__Selected excerpt__
Discussion: How do we build this? (Original MySQL answer: Don't bother. See http://dev.mysql.com/doc/refman/5.5/en/storage-engines.html)
Open a second terminal (shift-click the Terminal icon in the menu bar). The next steps are presented in a table to make it clear where each command should be run. The steps should be executed left-to-right and then top-to-bottom.
Terminal 1 | Terminal 2 |
Launch the mysql client and connect to the course database: mysql threedayrdbms -p When prompted for the password type: dev | |
Back in the first terminal start another balance transfer transaction: start transaction; update bank_accounts set balance=balance+1000 where customer_id=1 and account_type='checking'; | |
Now, before debiting the savings account, check Joe's total balance: select balance from bank_accounts where customer_id=1; You will find that his total balance has increased by $1,000. | Now switch over to your other terminal and execute that same select: select balance from bank_accounts where customer_id=1; This session was isolated from the changes made by an uncommitted transaction start by another session. Until a successful commit, the extra $1,000 is confined to the session attempting the updates. |
Switch back to the first terminal and finish the transfer: update bank_accounts set balance=balance-1000 where customer_id=1 and account_type='savings'; commit; | |
Now that the transaction has been committed the balance returned by our select statement should be the same in each terminal: select balance from bank_accounts where customer_id=1; | Go ahead and verify this by running the same select command in the second terminal window: select balance from bank_accounts where customer_id=1; |
Discussion: How do we build this? (Two answers: multi-versioning or locks.)

__Objective 1__
Reproduce the MySQL transaction walkthrough word for word, in its entirety.
The listing that follows has no connection to the MySQL transaction walkthrough.

Element location listing:
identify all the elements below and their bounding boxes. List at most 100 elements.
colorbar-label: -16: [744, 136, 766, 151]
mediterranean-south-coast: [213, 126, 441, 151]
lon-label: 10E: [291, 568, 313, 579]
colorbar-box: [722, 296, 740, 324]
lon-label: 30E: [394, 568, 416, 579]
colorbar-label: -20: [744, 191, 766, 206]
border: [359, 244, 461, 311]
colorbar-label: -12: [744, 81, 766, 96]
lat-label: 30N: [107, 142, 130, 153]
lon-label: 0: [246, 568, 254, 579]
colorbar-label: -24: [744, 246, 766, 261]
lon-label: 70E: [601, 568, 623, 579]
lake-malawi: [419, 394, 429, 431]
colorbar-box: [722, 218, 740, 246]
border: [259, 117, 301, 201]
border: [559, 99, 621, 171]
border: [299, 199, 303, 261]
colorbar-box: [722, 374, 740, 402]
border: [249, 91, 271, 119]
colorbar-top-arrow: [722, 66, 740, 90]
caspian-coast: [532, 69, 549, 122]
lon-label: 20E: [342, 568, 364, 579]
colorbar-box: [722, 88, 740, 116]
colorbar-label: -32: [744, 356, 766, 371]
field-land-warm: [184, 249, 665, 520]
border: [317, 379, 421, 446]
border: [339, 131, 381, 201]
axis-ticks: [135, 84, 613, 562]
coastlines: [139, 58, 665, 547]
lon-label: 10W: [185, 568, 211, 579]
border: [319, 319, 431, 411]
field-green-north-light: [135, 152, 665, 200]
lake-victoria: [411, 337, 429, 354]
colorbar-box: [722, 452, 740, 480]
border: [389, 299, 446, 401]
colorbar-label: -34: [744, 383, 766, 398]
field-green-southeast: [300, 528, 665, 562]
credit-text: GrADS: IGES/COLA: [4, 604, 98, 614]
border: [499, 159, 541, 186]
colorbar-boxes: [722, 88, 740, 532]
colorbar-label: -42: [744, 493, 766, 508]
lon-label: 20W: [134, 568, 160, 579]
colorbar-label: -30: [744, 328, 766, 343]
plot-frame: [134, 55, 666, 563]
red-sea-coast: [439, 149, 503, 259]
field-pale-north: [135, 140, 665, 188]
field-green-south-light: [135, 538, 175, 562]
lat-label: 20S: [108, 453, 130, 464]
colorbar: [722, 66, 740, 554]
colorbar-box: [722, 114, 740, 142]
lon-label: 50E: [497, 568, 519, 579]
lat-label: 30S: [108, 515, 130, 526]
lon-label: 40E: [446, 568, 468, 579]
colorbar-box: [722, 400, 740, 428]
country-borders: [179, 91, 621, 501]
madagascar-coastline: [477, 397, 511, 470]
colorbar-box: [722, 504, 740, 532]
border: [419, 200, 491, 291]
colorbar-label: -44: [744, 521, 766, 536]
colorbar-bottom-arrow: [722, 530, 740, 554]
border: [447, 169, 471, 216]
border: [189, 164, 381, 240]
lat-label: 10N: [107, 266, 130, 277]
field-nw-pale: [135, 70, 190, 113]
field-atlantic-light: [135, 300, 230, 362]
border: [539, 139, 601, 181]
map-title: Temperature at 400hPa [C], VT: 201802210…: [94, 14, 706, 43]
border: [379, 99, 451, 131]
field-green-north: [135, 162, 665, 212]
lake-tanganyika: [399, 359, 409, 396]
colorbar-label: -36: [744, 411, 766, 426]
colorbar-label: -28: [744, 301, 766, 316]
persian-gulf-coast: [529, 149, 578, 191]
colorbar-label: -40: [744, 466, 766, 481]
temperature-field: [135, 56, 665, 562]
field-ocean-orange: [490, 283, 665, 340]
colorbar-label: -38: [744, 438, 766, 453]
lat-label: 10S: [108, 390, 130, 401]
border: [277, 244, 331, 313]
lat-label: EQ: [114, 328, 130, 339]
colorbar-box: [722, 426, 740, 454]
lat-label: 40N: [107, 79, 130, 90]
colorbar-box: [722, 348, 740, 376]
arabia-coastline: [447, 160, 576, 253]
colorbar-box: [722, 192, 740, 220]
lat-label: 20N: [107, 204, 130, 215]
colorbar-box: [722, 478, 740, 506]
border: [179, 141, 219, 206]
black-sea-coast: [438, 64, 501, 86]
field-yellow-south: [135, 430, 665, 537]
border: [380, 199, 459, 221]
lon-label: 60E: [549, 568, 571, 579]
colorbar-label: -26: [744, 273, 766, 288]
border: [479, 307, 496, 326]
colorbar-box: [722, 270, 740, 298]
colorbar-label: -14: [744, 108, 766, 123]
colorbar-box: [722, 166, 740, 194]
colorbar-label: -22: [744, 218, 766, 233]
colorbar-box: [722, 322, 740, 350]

__Objective 2__
Present the lines of the listing as a Markdown table with columns headed Row and Line, starting at its first line and ending at the line that contains "lat-label: 30N: [107, 142, 130, 153]", including both and nothing past it. Omit any blank lines.

__Exercise response 1__
Discussion: How do we build this? (Original MySQL answer: Don't bother. See http://dev.mysql.com/doc/refman/5.5/en/storage-engines.html)
Open a second terminal (shift-click the Terminal icon in the menu bar). The next steps are presented in a table to make it clear where each command should be run. The steps should be executed left-to-right and then top-to-bottom.
Terminal 1 | Terminal 2 |
Launch the mysql client and connect to the course database: mysql threedayrdbms -p When prompted for the password type: dev | |
Back in the first terminal start another balance transfer transaction: start transaction; update bank_accounts set balance=balance+1000 where customer_id=1 and account_type='checking'; | |
Now, before debiting the savings account, check Joe's total balance: select balance from bank_accounts where customer_id=1; You will find that his total balance has increased by $1,000. | Now switch over to your other terminal and execute that same select: select balance from bank_accounts where customer_id=1; This session was isolated from the changes made by an uncommitted transaction start by another session. Until a successful commit, the extra $1,000 is confined to the session attempting the updates. |
Switch back to the first terminal and finish the transfer: update bank_accounts set balance=balance-1000 where customer_id=1 and account_type='savings'; commit; | |
Now that the transaction has been committed the balance returned by our select statement should be the same in each terminal: select balance from bank_accounts where customer_id=1; | Go ahead and verify this by running the same select command in the second terminal window: select balance from bank_accounts where customer_id=1; |
Discussion: How do we build this? (Two answers: multi-versioning or locks.)

__Exercise response 2__
| Row | Line |
|---|---|
| 1 | identify all the elements below and their bounding boxes. List at most 100 elements. |
| 2 | colorbar-label: -16: [744, 136, 766, 151] |
| 3 | mediterranean-south-coast: [213, 126, 441, 151] |
| 4 | lon-label: 10E: [291, 568, 313, 579] |
| 5 | colorbar-box: [722, 296, 740, 324] |
| 6 | lon-label: 30E: [394, 568, 416, 579] |
| 7 | colorbar-label: -20: [744, 191, 766, 206] |
| 8 | border: [359, 244, 461, 311] |
| 9 | colorbar-label: -12: [744, 81, 766, 96] |
| 10 | lat-label: 30N: [107, 142, 130, 153] |